Task goal. Print the complete set of entries exactly.

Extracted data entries
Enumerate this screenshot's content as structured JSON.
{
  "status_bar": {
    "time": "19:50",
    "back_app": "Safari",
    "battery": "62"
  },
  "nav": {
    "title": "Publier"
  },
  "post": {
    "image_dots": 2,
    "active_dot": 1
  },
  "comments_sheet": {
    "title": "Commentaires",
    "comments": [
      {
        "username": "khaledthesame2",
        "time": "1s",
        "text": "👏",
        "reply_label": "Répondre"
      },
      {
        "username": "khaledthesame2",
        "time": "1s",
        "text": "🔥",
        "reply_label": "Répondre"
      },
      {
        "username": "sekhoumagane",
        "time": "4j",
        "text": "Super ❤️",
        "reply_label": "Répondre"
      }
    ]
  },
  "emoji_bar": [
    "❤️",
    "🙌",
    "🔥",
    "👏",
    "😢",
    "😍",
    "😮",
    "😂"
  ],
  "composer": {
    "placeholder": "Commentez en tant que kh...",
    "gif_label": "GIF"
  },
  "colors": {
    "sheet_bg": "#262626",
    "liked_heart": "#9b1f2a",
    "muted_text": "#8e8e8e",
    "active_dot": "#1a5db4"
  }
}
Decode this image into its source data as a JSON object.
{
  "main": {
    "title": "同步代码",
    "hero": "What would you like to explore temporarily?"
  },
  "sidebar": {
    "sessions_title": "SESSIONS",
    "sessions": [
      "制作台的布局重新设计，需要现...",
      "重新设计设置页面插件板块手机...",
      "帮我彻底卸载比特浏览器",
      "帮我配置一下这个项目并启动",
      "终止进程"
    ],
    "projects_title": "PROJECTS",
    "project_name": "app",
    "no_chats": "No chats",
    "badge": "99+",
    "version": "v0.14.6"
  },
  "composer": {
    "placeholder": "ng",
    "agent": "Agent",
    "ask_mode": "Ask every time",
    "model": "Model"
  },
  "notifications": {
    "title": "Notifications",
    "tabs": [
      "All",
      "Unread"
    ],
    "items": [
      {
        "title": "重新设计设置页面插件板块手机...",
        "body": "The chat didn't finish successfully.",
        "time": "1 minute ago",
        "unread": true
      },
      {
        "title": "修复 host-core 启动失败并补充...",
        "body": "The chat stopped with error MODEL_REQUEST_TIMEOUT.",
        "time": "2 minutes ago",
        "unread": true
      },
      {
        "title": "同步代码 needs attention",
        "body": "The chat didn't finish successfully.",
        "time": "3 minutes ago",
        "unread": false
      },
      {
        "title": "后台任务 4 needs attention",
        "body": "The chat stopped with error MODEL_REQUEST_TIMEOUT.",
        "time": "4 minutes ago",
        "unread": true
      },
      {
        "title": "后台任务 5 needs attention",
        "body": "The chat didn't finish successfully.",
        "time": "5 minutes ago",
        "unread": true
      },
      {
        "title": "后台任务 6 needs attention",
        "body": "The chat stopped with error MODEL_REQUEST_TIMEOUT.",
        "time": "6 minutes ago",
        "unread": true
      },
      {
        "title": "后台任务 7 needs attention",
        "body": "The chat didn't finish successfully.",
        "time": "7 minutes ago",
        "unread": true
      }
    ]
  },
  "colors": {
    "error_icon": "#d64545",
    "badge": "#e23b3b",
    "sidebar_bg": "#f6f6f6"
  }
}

Complete output.
Enumerate this screenshot's content as structured JSON.
{
  "status_bar": {
    "time": "19:50",
    "back_app": "Safari",
    "battery": "62"
  },
  "nav": {
    "title": "Publier"
  },
  "post": {
    "image_dots": 2,
    "active_dot": 1
  },
  "comments_sheet": {
    "title": "Commentaires",
    "comments": [
      {
        "username": "khaledthesame2",
        "time": "1s",
        "text": "👏",
        "reply_label": "Répondre"
      },
      {
        "username": "khaledthesame2",
        "time": "1s",
        "text": "🔥",
        "reply_label": "Répondre"
      },
      {
        "username": "sekhoumagane",
        "time": "4j",
        "text": "Super ❤️",
        "reply_label": "Répondre"
      }
    ]
  },
  "emoji_bar": [
    "❤️",
    "🙌",
    "🔥",
    "👏",
    "😢",
    "😍",
    "😮",
    "😂"
  ],
  "composer": {
    "placeholder": "Commentez en tant que kh...",
    "gif_label": "GIF"
  },
  "colors": {
    "sheet_bg": "#262626",
    "liked_heart": "#9b1f2a",
    "muted_text": "#8e8e8e",
    "active_dot": "#1a5db4"
  }
}
Decode this image into its source data as a JSON object.
{
  "main": {
    "title": "同步代码",
    "hero": "What would you like to explore temporarily?"
  },
  "sidebar": {
    "sessions_title": "SESSIONS",
    "sessions": [
      "制作台的布局重新设计，需要现...",
      "重新设计设置页面插件板块手机...",
      "帮我彻底卸载比特浏览器",
      "帮我配置一下这个项目并启动",
      "终止进程"
    ],
    "projects_title": "PROJECTS",
    "project_name": "app",
    "no_chats": "No chats",
    "badge": "99+",
    "version": "v0.14.6"
  },
  "composer": {
    "placeholder": "ng",
    "agent": "Agent",
    "ask_mode": "Ask every time",
    "model": "Model"
  },
  "notifications": {
    "title": "Notifications",
    "tabs": [
      "All",
      "Unread"
    ],
    "items": [
      {
        "title": "重新设计设置页面插件板块手机...",
        "body": "The chat didn't finish successfully.",
        "time": "1 minute ago",
        "unread": true
      },
      {
        "title": "修复 host-core 启动失败并补充...",
        "body": "The chat stopped with error MODEL_REQUEST_TIMEOUT.",
        "time": "2 minutes ago",
        "unread": true
      },
      {
        "title": "同步代码 needs attention",
        "body": "The chat didn't finish successfully.",
        "time": "3 minutes ago",
        "unread": false
      },
      {
        "title": "后台任务 4 needs attention",
        "body": "The chat stopped with error MODEL_REQUEST_TIMEOUT.",
        "time": "4 minutes ago",
        "unread": true
      },
      {
        "title": "后台任务 5 needs attention",
        "body": "The chat didn't finish successfully.",
        "time": "5 minutes ago",
        "unread": true
      },
      {
        "title": "后台任务 6 needs attention",
        "body": "The chat stopped with error MODEL_REQUEST_TIMEOUT.",
        "time": "6 minutes ago",
        "unread": true
      },
      {
        "title": "后台任务 7 needs attention",
        "body": "The chat didn't finish successfully.",
        "time": "7 minutes ago",
        "unread": true
      }
    ]
  },
  "colors": {
    "error_icon": "#d64545",
    "badge": "#e23b3b",
    "sidebar_bg": "#f6f6f6"
  }
}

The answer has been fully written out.